-- START --
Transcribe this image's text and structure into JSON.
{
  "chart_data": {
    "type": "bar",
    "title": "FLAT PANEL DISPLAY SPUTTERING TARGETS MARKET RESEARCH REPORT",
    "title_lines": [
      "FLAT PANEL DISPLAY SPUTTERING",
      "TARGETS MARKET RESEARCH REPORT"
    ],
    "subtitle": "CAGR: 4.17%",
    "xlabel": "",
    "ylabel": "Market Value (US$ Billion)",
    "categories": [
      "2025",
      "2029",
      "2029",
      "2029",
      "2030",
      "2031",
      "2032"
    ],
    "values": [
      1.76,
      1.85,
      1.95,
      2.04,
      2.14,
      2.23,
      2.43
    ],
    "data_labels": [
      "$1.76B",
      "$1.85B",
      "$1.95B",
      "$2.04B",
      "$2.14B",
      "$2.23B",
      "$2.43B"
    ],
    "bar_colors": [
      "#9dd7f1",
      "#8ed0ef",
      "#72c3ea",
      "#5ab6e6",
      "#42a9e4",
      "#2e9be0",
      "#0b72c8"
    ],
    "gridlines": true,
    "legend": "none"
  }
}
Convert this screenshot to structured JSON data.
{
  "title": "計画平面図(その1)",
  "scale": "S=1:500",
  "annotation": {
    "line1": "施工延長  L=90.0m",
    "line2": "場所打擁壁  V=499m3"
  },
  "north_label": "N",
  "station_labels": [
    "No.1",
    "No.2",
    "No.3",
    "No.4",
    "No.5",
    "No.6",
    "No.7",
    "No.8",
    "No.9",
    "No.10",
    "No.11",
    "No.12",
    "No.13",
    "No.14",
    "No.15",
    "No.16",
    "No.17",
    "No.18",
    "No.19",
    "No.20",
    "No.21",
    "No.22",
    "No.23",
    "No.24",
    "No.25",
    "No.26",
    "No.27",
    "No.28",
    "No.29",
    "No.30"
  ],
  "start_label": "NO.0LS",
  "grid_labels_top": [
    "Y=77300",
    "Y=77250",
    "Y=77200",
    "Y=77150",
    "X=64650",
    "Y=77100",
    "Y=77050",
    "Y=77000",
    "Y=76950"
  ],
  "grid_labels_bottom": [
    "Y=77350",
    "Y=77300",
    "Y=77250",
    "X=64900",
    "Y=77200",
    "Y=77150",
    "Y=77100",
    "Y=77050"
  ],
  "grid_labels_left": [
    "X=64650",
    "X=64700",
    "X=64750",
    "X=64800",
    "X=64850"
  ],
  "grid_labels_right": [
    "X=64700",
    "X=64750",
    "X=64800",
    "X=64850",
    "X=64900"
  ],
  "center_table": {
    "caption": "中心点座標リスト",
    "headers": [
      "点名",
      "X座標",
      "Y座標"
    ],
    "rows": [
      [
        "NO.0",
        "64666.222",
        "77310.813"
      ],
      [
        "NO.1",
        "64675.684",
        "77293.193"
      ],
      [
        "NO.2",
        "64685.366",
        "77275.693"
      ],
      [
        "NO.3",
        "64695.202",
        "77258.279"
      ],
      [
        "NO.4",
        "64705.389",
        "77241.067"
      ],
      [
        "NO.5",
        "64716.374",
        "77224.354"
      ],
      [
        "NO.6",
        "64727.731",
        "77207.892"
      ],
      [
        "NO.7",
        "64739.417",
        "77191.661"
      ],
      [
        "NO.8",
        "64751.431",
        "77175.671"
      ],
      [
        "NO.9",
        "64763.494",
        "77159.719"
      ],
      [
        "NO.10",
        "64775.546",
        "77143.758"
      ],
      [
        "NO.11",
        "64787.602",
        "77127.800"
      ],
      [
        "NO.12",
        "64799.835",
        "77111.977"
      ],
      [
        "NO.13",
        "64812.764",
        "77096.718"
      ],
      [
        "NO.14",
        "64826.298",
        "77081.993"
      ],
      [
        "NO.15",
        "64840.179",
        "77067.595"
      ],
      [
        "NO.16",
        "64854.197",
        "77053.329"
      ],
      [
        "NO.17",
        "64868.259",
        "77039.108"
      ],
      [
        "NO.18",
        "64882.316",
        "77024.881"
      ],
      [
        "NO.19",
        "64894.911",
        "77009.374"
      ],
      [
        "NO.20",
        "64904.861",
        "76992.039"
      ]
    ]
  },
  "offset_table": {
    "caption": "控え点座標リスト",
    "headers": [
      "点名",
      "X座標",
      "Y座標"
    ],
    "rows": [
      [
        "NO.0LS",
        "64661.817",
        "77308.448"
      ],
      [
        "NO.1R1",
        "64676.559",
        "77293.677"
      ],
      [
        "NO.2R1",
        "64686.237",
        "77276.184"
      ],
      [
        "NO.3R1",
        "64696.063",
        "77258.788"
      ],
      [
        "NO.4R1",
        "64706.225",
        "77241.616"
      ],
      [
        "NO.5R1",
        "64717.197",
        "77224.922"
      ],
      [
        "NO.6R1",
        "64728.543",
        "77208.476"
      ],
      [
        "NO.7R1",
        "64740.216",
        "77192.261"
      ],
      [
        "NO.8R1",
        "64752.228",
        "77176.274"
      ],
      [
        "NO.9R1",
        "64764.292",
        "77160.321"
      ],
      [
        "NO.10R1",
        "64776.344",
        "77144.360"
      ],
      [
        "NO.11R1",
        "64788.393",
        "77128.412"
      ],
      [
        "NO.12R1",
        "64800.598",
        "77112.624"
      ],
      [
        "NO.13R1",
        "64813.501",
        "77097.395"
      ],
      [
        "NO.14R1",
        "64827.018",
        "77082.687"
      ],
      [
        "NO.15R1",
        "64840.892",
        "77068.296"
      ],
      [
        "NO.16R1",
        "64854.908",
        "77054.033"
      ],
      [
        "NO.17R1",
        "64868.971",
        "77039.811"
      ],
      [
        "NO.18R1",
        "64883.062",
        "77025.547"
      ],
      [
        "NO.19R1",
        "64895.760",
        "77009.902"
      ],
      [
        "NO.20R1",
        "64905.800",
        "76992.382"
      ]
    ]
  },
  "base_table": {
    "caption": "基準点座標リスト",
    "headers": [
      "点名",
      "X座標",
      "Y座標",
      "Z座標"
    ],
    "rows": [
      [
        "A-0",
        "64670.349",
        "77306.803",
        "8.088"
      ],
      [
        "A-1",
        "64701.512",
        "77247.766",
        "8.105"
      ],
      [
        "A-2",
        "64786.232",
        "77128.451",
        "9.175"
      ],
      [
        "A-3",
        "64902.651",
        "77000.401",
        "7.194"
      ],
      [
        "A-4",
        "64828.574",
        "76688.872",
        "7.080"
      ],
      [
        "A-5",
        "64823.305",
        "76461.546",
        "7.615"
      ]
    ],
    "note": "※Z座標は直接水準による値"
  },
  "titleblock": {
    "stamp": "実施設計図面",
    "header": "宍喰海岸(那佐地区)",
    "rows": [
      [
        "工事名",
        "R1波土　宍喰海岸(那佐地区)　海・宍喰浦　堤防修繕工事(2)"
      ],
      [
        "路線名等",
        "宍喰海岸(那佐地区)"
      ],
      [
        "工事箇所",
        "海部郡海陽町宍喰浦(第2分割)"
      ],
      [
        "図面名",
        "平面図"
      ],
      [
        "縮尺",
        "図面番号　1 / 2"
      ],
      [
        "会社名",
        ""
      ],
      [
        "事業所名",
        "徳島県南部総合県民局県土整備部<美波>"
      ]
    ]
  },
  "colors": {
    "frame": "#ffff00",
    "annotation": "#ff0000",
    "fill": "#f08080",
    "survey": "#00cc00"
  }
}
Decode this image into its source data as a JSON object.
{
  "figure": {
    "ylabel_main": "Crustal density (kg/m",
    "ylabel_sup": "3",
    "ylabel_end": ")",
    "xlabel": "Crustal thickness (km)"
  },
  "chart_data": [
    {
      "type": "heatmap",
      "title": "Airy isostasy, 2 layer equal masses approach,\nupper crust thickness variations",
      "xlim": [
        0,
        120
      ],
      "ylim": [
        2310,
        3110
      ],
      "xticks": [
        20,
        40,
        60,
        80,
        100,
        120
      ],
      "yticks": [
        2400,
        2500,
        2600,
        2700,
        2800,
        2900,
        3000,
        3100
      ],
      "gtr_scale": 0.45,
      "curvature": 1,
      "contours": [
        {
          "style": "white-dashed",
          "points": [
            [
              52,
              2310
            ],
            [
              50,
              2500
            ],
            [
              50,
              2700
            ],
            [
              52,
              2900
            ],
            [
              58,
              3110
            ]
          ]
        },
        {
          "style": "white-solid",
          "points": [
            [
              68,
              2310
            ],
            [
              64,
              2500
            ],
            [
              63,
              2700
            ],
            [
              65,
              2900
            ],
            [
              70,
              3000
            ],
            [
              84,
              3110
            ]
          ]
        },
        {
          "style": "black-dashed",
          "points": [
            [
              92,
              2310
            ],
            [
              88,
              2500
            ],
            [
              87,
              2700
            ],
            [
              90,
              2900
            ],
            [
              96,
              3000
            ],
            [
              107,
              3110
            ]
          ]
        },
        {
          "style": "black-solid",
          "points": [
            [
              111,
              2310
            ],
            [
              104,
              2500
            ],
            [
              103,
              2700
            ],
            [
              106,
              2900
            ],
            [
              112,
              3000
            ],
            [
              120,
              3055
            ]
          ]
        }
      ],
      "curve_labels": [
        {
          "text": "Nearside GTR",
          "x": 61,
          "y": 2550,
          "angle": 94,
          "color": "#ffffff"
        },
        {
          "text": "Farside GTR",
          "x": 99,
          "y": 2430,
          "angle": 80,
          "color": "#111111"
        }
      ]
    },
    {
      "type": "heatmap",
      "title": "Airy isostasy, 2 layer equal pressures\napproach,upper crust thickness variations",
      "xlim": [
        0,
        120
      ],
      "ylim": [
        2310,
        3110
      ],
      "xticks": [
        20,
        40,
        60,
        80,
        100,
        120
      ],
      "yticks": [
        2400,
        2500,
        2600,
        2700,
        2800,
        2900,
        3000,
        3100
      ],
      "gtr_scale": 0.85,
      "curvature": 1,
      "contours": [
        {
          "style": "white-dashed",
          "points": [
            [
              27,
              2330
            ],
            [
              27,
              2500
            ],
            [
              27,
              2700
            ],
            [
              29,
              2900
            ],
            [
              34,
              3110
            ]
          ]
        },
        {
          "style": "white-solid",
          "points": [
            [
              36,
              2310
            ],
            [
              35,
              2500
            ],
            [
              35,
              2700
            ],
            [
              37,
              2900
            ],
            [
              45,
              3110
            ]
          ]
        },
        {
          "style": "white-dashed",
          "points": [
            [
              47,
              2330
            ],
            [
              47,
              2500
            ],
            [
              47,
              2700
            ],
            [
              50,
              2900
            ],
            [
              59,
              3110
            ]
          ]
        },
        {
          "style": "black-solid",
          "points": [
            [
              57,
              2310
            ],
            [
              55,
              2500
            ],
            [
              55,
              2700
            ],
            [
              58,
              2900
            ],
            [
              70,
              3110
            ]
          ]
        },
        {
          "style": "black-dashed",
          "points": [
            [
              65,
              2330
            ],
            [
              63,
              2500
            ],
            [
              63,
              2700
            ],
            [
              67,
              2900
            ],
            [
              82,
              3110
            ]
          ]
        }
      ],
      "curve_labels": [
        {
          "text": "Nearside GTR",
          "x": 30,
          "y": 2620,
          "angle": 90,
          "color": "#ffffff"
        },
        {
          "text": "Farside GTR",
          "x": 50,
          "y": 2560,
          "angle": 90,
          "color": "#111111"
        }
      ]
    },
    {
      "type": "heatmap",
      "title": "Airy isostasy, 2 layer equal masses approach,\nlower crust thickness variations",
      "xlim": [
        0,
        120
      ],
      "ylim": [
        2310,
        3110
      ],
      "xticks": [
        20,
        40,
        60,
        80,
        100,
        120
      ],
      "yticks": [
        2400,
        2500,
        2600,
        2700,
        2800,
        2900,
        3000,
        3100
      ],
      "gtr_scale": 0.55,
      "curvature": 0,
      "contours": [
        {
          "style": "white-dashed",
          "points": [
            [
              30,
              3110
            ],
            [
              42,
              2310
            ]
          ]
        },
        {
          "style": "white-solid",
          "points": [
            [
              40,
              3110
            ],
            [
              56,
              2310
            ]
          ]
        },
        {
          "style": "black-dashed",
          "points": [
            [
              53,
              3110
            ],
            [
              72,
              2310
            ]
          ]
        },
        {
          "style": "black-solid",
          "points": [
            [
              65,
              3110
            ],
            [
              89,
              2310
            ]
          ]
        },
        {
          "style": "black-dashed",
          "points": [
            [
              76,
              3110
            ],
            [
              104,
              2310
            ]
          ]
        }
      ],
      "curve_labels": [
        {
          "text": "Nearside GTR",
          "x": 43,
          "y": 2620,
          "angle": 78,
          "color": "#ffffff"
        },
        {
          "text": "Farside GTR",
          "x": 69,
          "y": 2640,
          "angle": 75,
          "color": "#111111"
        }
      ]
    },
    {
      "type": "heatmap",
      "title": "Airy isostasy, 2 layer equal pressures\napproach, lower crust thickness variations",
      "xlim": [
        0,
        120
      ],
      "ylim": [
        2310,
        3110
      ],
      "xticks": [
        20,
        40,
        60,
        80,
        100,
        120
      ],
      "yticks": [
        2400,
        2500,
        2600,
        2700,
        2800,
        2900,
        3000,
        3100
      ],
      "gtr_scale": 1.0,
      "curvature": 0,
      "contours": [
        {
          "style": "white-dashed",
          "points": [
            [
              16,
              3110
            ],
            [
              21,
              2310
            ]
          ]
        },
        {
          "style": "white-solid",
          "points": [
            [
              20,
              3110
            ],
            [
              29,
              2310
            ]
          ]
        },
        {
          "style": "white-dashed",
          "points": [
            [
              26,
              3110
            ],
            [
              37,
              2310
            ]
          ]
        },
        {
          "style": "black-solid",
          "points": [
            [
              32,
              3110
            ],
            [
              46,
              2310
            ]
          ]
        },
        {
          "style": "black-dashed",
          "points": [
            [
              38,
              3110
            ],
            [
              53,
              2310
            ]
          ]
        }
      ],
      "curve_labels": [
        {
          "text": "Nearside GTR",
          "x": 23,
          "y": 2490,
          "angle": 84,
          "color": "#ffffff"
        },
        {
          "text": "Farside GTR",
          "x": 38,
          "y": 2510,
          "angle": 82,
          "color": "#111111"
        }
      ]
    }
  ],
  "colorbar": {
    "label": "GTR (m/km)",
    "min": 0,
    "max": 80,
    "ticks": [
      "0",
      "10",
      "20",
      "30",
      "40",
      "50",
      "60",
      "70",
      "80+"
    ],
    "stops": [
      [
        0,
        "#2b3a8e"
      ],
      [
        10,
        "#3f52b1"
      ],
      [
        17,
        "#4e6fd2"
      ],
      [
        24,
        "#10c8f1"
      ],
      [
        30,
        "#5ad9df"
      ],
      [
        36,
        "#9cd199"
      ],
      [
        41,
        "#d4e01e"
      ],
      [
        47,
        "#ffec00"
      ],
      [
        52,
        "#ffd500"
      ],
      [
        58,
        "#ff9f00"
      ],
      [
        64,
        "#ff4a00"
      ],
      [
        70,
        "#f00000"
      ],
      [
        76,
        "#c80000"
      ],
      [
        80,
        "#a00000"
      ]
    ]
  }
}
-- END --
Return all lines of the material above in which the word "pressures" occurs.

      "title": "Airy isostasy, 2 layer equal pressures\napproach,upper crust thickness variations",
      "title": "Airy isostasy, 2 layer equal pressures\napproach, lower crust thickness variations",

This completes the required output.